▸ RECORDS FOR THIS EXERCISE
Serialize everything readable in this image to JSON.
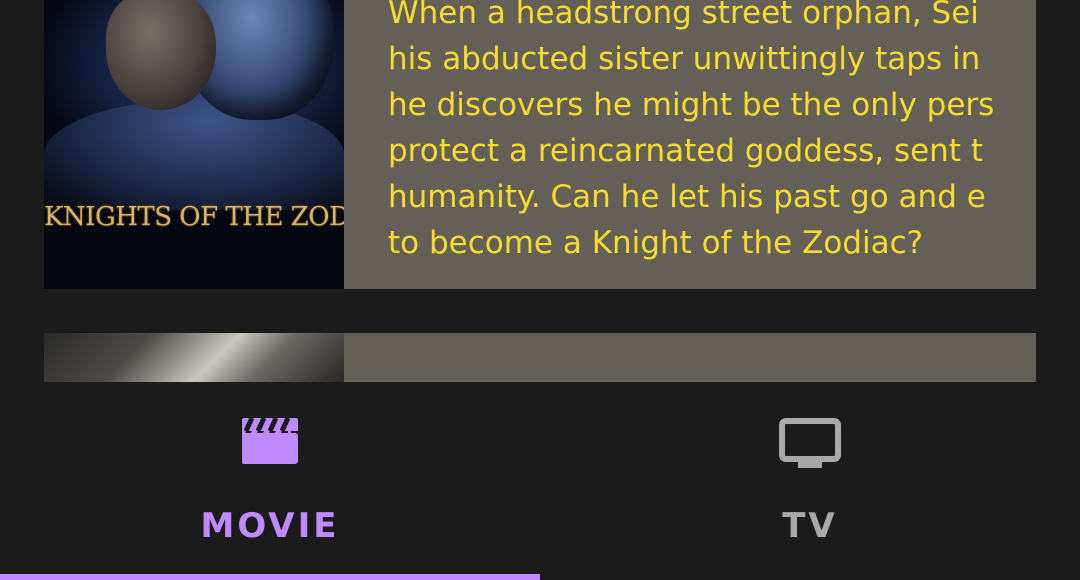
{
  "colors": {
    "background": "#1c1b1b",
    "card": "#646057",
    "description_text": "#f5dc2d",
    "active_tab": "#c08aff",
    "inactive_tab": "#a8a8a8"
  },
  "movies": [
    {
      "poster_title": "KNIGHTS OF THE ZODIAC",
      "description_lines": [
        "When a headstrong street orphan, Sei",
        "his abducted sister unwittingly taps in",
        "he discovers he might be the only pers",
        "protect a reincarnated goddess, sent t",
        "humanity. Can he let his past go and e",
        "to become a Knight of the Zodiac?"
      ]
    },
    {
      "poster_title": "",
      "description_lines": []
    }
  ],
  "bottom_nav": {
    "tabs": [
      {
        "label": "MOVIE",
        "icon": "clapperboard-icon",
        "active": true
      },
      {
        "label": "TV",
        "icon": "tv-icon",
        "active": false
      }
    ]
  }
}
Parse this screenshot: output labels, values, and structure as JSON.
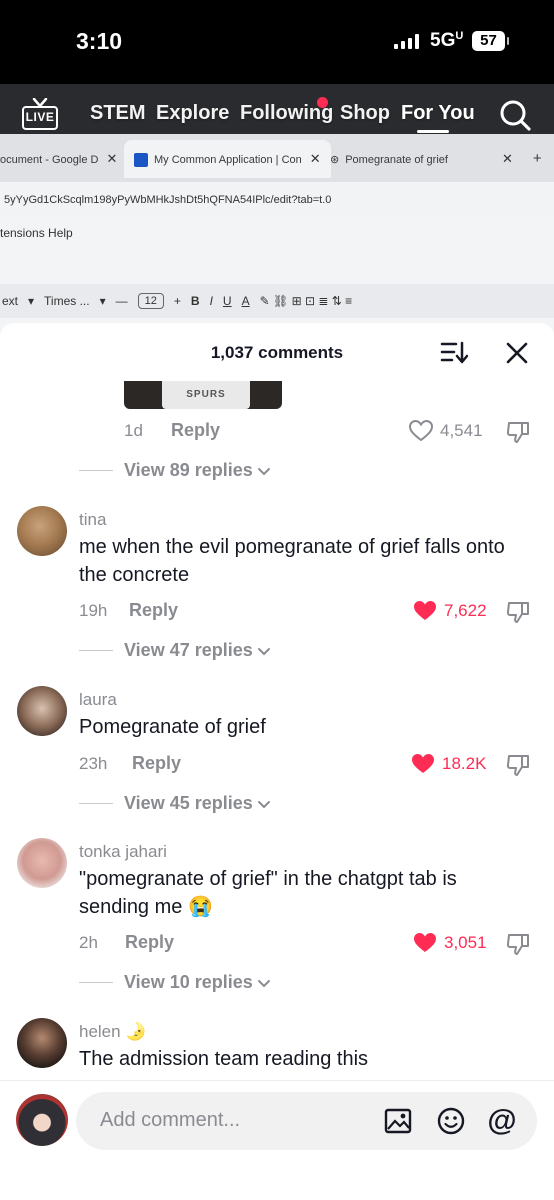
{
  "status_bar": {
    "time": "3:10",
    "network": "5G",
    "battery": "57"
  },
  "video_bg": {
    "tabs": [
      "ocument - Google D",
      "My Common Application | Con",
      "Pomegranate of grief"
    ],
    "url": "5yYyGd1CkScqlm198yPyWbMHkJshDt5hQFNA54IPlc/edit?tab=t.0",
    "menu": "tensions   Help",
    "toolbar": {
      "style": "ext",
      "font": "Times ...",
      "size": "12",
      "buttons": [
        "B",
        "I",
        "U",
        "A"
      ]
    }
  },
  "top_nav": {
    "live_label": "LIVE",
    "items": [
      "STEM",
      "Explore",
      "Following",
      "Shop",
      "For You"
    ],
    "active": "For You"
  },
  "comments_sheet": {
    "count_label": "1,037 comments",
    "first": {
      "shirt_text": "SPURS",
      "time": "1d",
      "reply": "Reply",
      "likes": "4,541",
      "view_replies": "View 89 replies"
    },
    "comments": [
      {
        "user": "tina",
        "text": "me when the evil pomegranate of grief falls onto the concrete",
        "time": "19h",
        "reply": "Reply",
        "likes": "7,622",
        "liked": true,
        "view_replies": "View 47 replies"
      },
      {
        "user": "laura",
        "text": "Pomegranate of grief",
        "time": "23h",
        "reply": "Reply",
        "likes": "18.2K",
        "liked": true,
        "view_replies": "View 45 replies"
      },
      {
        "user": "tonka jahari",
        "text": "\"pomegranate of grief\" in the chatgpt tab is sending me 😭",
        "time": "2h",
        "reply": "Reply",
        "likes": "3,051",
        "liked": true,
        "view_replies": "View 10 replies"
      },
      {
        "user": "helen 🌛",
        "text": "The admission team reading this"
      }
    ],
    "composer": {
      "placeholder": "Add comment...",
      "at": "@"
    }
  },
  "colors": {
    "accent": "#fe2c55",
    "muted": "#8a8b91",
    "text": "#161823"
  }
}
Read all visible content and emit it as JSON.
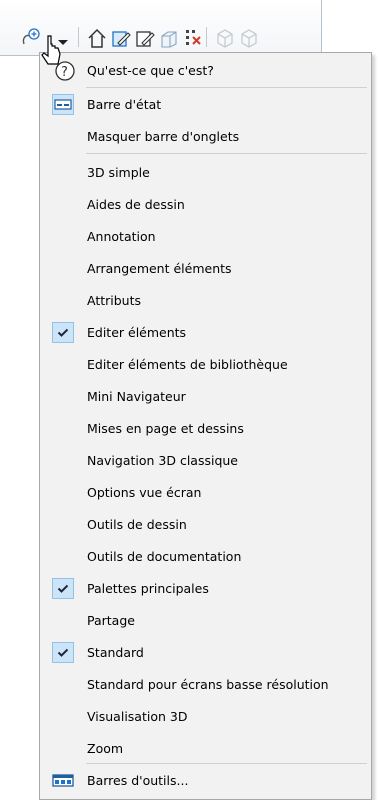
{
  "toolbar": {
    "buttons": [
      "help-zoom-icon",
      "dropdown-arrow-icon",
      "house-icon",
      "edit-element-icon",
      "edit-element-2-icon",
      "box-icon",
      "grid-x-icon",
      "cube-1-icon",
      "cube-2-icon"
    ]
  },
  "menu": {
    "whats_this": "Qu'est-ce que c'est?",
    "items": [
      {
        "label": "Barre d'état",
        "checked": false,
        "icon": "statusbar-icon"
      },
      {
        "label": "Masquer barre d'onglets",
        "checked": false
      },
      {
        "label": "3D simple",
        "checked": false
      },
      {
        "label": "Aides de dessin",
        "checked": false
      },
      {
        "label": "Annotation",
        "checked": false
      },
      {
        "label": "Arrangement éléments",
        "checked": false
      },
      {
        "label": "Attributs",
        "checked": false
      },
      {
        "label": "Editer éléments",
        "checked": true
      },
      {
        "label": "Editer éléments de bibliothèque",
        "checked": false
      },
      {
        "label": "Mini Navigateur",
        "checked": false
      },
      {
        "label": "Mises en page et dessins",
        "checked": false
      },
      {
        "label": "Navigation 3D classique",
        "checked": false
      },
      {
        "label": "Options vue écran",
        "checked": false
      },
      {
        "label": "Outils de dessin",
        "checked": false
      },
      {
        "label": "Outils de documentation",
        "checked": false
      },
      {
        "label": "Palettes principales",
        "checked": true
      },
      {
        "label": "Partage",
        "checked": false
      },
      {
        "label": "Standard",
        "checked": true
      },
      {
        "label": "Standard pour écrans basse résolution",
        "checked": false
      },
      {
        "label": "Visualisation 3D",
        "checked": false
      },
      {
        "label": "Zoom",
        "checked": false
      },
      {
        "label": "Barres d'outils...",
        "checked": false,
        "icon": "toolbars-icon"
      }
    ]
  },
  "colors": {
    "check_bg": "#cce4f7",
    "check_border": "#93c1e8",
    "menu_bg": "#f2f2f2",
    "accent": "#1e73c8"
  }
}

▸ THE REQUEST
Copy the records above exactly, omitting every picture.

▸ FINAL RESULT
Serialize everything readable in this image to JSON.
{
  "colors": {
    "background": "#1c1b1b",
    "card": "#646057",
    "description_text": "#f5dc2d",
    "active_tab": "#c08aff",
    "inactive_tab": "#a8a8a8"
  },
  "movies": [
    {
      "poster_title": "KNIGHTS OF THE ZODIAC",
      "description_lines": [
        "When a headstrong street orphan, Sei",
        "his abducted sister unwittingly taps in",
        "he discovers he might be the only pers",
        "protect a reincarnated goddess, sent t",
        "humanity. Can he let his past go and e",
        "to become a Knight of the Zodiac?"
      ]
    },
    {
      "poster_title": "",
      "description_lines": []
    }
  ],
  "bottom_nav": {
    "tabs": [
      {
        "label": "MOVIE",
        "icon": "clapperboard-icon",
        "active": true
      },
      {
        "label": "TV",
        "icon": "tv-icon",
        "active": false
      }
    ]
  }
}
Parse this screenshot: output labels, values, and structure as JSON.
{
  "status_bar": {
    "time": "3:10",
    "network": "5G",
    "battery": "57"
  },
  "video_bg": {
    "tabs": [
      "ocument - Google D",
      "My Common Application | Con",
      "Pomegranate of grief"
    ],
    "url": "5yYyGd1CkScqlm198yPyWbMHkJshDt5hQFNA54IPlc/edit?tab=t.0",
    "menu": "tensions   Help",
    "toolbar": {
      "style": "ext",
      "font": "Times ...",
      "size": "12",
      "buttons": [
        "B",
        "I",
        "U",
        "A"
      ]
    }
  },
  "top_nav": {
    "live_label": "LIVE",
    "items": [
      "STEM",
      "Explore",
      "Following",
      "Shop",
      "For You"
    ],
    "active": "For You"
  },
  "comments_sheet": {
    "count_label": "1,037 comments",
    "first": {
      "shirt_text": "SPURS",
      "time": "1d",
      "reply": "Reply",
      "likes": "4,541",
      "view_replies": "View 89 replies"
    },
    "comments": [
      {
        "user": "tina",
        "text": "me when the evil pomegranate of grief falls onto the concrete",
        "time": "19h",
        "reply": "Reply",
        "likes": "7,622",
        "liked": true,
        "view_replies": "View 47 replies"
      },
      {
        "user": "laura",
        "text": "Pomegranate of grief",
        "time": "23h",
        "reply": "Reply",
        "likes": "18.2K",
        "liked": true,
        "view_replies": "View 45 replies"
      },
      {
        "user": "tonka jahari",
        "text": "\"pomegranate of grief\" in the chatgpt tab is sending me 😭",
        "time": "2h",
        "reply": "Reply",
        "likes": "3,051",
        "liked": true,
        "view_replies": "View 10 replies"
      },
      {
        "user": "helen 🌛",
        "text": "The admission team reading this"
      }
    ],
    "composer": {
      "placeholder": "Add comment...",
      "at": "@"
    }
  },
  "colors": {
    "accent": "#fe2c55",
    "muted": "#8a8b91",
    "text": "#161823"
  }
}
Read all visible content and emit it as JSON.
{
  "toolbar": {
    "buttons": [
      "help-zoom-icon",
      "dropdown-arrow-icon",
      "house-icon",
      "edit-element-icon",
      "edit-element-2-icon",
      "box-icon",
      "grid-x-icon",
      "cube-1-icon",
      "cube-2-icon"
    ]
  },
  "menu": {
    "whats_this": "Qu'est-ce que c'est?",
    "items": [
      {
        "label": "Barre d'état",
        "checked": false,
        "icon": "statusbar-icon"
      },
      {
        "label": "Masquer barre d'onglets",
        "checked": false
      },
      {
        "label": "3D simple",
        "checked": false
      },
      {
        "label": "Aides de dessin",
        "checked": false
      },
      {
        "label": "Annotation",
        "checked": false
      },
      {
        "label": "Arrangement éléments",
        "checked": false
      },
      {
        "label": "Attributs",
        "checked": false
      },
      {
        "label": "Editer éléments",
        "checked": true
      },
      {
        "label": "Editer éléments de bibliothèque",
        "checked": false
      },
      {
        "label": "Mini Navigateur",
        "checked": false
      },
      {
        "label": "Mises en page et dessins",
        "checked": false
      },
      {
        "label": "Navigation 3D classique",
        "checked": false
      },
      {
        "label": "Options vue écran",
        "checked": false
      },
      {
        "label": "Outils de dessin",
        "checked": false
      },
      {
        "label": "Outils de documentation",
        "checked": false
      },
      {
        "label": "Palettes principales",
        "checked": true
      },
      {
        "label": "Partage",
        "checked": false
      },
      {
        "label": "Standard",
        "checked": true
      },
      {
        "label": "Standard pour écrans basse résolution",
        "checked": false
      },
      {
        "label": "Visualisation 3D",
        "checked": false
      },
      {
        "label": "Zoom",
        "checked": false
      },
      {
        "label": "Barres d'outils...",
        "checked": false,
        "icon": "toolbars-icon"
      }
    ]
  },
  "colors": {
    "check_bg": "#cce4f7",
    "check_border": "#93c1e8",
    "menu_bg": "#f2f2f2",
    "accent": "#1e73c8"
  }
}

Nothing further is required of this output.